## PROBLEM STATEMENT:
Reproduce every one of the entries below word for word, keeping each on its own line.

Element location listings
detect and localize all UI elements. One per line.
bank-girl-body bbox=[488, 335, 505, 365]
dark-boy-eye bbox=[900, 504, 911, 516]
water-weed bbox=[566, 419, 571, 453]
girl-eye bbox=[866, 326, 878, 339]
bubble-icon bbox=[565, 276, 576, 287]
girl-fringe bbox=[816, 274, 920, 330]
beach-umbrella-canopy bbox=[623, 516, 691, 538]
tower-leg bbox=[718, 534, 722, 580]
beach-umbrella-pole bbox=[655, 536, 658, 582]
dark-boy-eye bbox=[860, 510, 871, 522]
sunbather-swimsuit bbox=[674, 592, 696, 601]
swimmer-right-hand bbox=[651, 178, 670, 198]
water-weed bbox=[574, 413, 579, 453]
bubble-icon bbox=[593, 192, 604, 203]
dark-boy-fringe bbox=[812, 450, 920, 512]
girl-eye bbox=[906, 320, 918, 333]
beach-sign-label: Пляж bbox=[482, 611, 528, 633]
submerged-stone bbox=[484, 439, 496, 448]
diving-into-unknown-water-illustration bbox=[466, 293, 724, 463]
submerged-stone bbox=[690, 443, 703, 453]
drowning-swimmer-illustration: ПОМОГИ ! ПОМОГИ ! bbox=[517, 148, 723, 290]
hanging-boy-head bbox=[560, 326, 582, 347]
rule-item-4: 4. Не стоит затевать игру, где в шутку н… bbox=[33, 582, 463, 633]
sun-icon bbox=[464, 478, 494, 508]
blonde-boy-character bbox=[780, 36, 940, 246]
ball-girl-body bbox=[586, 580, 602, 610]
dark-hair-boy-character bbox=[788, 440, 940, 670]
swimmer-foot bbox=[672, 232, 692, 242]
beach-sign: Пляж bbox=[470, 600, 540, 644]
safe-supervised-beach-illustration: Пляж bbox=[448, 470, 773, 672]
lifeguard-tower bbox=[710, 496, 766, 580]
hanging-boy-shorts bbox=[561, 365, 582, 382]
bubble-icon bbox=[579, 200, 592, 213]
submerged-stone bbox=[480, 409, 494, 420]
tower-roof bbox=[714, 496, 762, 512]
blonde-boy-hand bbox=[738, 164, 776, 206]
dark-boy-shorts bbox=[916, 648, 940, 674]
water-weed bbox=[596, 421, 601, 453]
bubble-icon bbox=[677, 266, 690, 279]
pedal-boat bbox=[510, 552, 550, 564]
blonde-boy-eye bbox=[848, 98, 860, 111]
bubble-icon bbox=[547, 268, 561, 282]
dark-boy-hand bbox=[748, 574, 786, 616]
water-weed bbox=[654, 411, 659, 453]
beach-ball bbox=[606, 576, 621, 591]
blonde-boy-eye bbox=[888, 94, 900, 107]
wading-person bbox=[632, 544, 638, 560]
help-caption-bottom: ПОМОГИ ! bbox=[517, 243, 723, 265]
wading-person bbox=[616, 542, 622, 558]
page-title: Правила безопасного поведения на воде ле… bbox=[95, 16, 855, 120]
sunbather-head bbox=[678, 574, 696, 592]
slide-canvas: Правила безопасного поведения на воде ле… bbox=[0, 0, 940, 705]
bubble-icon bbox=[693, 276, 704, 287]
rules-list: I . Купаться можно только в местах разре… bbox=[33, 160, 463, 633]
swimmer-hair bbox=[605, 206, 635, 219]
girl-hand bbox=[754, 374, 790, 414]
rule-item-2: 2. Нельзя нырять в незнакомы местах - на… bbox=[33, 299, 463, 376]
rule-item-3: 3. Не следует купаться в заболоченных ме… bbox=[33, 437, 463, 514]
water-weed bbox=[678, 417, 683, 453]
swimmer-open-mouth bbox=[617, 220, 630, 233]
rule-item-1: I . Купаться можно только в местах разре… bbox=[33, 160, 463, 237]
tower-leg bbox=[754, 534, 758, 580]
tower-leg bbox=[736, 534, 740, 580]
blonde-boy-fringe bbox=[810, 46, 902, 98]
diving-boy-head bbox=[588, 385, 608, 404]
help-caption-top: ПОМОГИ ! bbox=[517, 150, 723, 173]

## SOLUTION TO THE PROBLEM:
detect and localize all UI elements. One per line.
bank-girl-body bbox=[488, 335, 505, 365]
dark-boy-eye bbox=[900, 504, 911, 516]
water-weed bbox=[566, 419, 571, 453]
girl-eye bbox=[866, 326, 878, 339]
bubble-icon bbox=[565, 276, 576, 287]
girl-fringe bbox=[816, 274, 920, 330]
beach-umbrella-canopy bbox=[623, 516, 691, 538]
tower-leg bbox=[718, 534, 722, 580]
beach-umbrella-pole bbox=[655, 536, 658, 582]
dark-boy-eye bbox=[860, 510, 871, 522]
sunbather-swimsuit bbox=[674, 592, 696, 601]
swimmer-right-hand bbox=[651, 178, 670, 198]
water-weed bbox=[574, 413, 579, 453]
bubble-icon bbox=[593, 192, 604, 203]
dark-boy-fringe bbox=[812, 450, 920, 512]
girl-eye bbox=[906, 320, 918, 333]
beach-sign-label: Пляж bbox=[482, 611, 528, 633]
submerged-stone bbox=[484, 439, 496, 448]
diving-into-unknown-water-illustration bbox=[466, 293, 724, 463]
submerged-stone bbox=[690, 443, 703, 453]
drowning-swimmer-illustration: ПОМОГИ ! ПОМОГИ ! bbox=[517, 148, 723, 290]
hanging-boy-head bbox=[560, 326, 582, 347]
rule-item-4: 4. Не стоит затевать игру, где в шутку н… bbox=[33, 582, 463, 633]
sun-icon bbox=[464, 478, 494, 508]
blonde-boy-character bbox=[780, 36, 940, 246]
ball-girl-body bbox=[586, 580, 602, 610]
dark-hair-boy-character bbox=[788, 440, 940, 670]
swimmer-foot bbox=[672, 232, 692, 242]
beach-sign: Пляж bbox=[470, 600, 540, 644]
safe-supervised-beach-illustration: Пляж bbox=[448, 470, 773, 672]
lifeguard-tower bbox=[710, 496, 766, 580]
hanging-boy-shorts bbox=[561, 365, 582, 382]
bubble-icon bbox=[579, 200, 592, 213]
submerged-stone bbox=[480, 409, 494, 420]
tower-roof bbox=[714, 496, 762, 512]
blonde-boy-hand bbox=[738, 164, 776, 206]
dark-boy-shorts bbox=[916, 648, 940, 674]
water-weed bbox=[596, 421, 601, 453]
bubble-icon bbox=[677, 266, 690, 279]
pedal-boat bbox=[510, 552, 550, 564]
blonde-boy-eye bbox=[848, 98, 860, 111]
bubble-icon bbox=[547, 268, 561, 282]
dark-boy-hand bbox=[748, 574, 786, 616]
water-weed bbox=[654, 411, 659, 453]
beach-ball bbox=[606, 576, 621, 591]
blonde-boy-eye bbox=[888, 94, 900, 107]
wading-person bbox=[632, 544, 638, 560]
help-caption-bottom: ПОМОГИ ! bbox=[517, 243, 723, 265]
wading-person bbox=[616, 542, 622, 558]
page-title: Правила безопасного поведения на воде ле… bbox=[95, 16, 855, 120]
sunbather-head bbox=[678, 574, 696, 592]
slide-canvas: Правила безопасного поведения на воде ле… bbox=[0, 0, 940, 705]
bubble-icon bbox=[693, 276, 704, 287]
rules-list: I . Купаться можно только в местах разре… bbox=[33, 160, 463, 633]
swimmer-hair bbox=[605, 206, 635, 219]
girl-hand bbox=[754, 374, 790, 414]
rule-item-2: 2. Нельзя нырять в незнакомы местах - на… bbox=[33, 299, 463, 376]
rule-item-3: 3. Не следует купаться в заболоченных ме… bbox=[33, 437, 463, 514]
water-weed bbox=[678, 417, 683, 453]
swimmer-open-mouth bbox=[617, 220, 630, 233]
rule-item-1: I . Купаться можно только в местах разре… bbox=[33, 160, 463, 237]
tower-leg bbox=[754, 534, 758, 580]
tower-leg bbox=[736, 534, 740, 580]
blonde-boy-fringe bbox=[810, 46, 902, 98]
diving-boy-head bbox=[588, 385, 608, 404]
help-caption-top: ПОМОГИ ! bbox=[517, 150, 723, 173]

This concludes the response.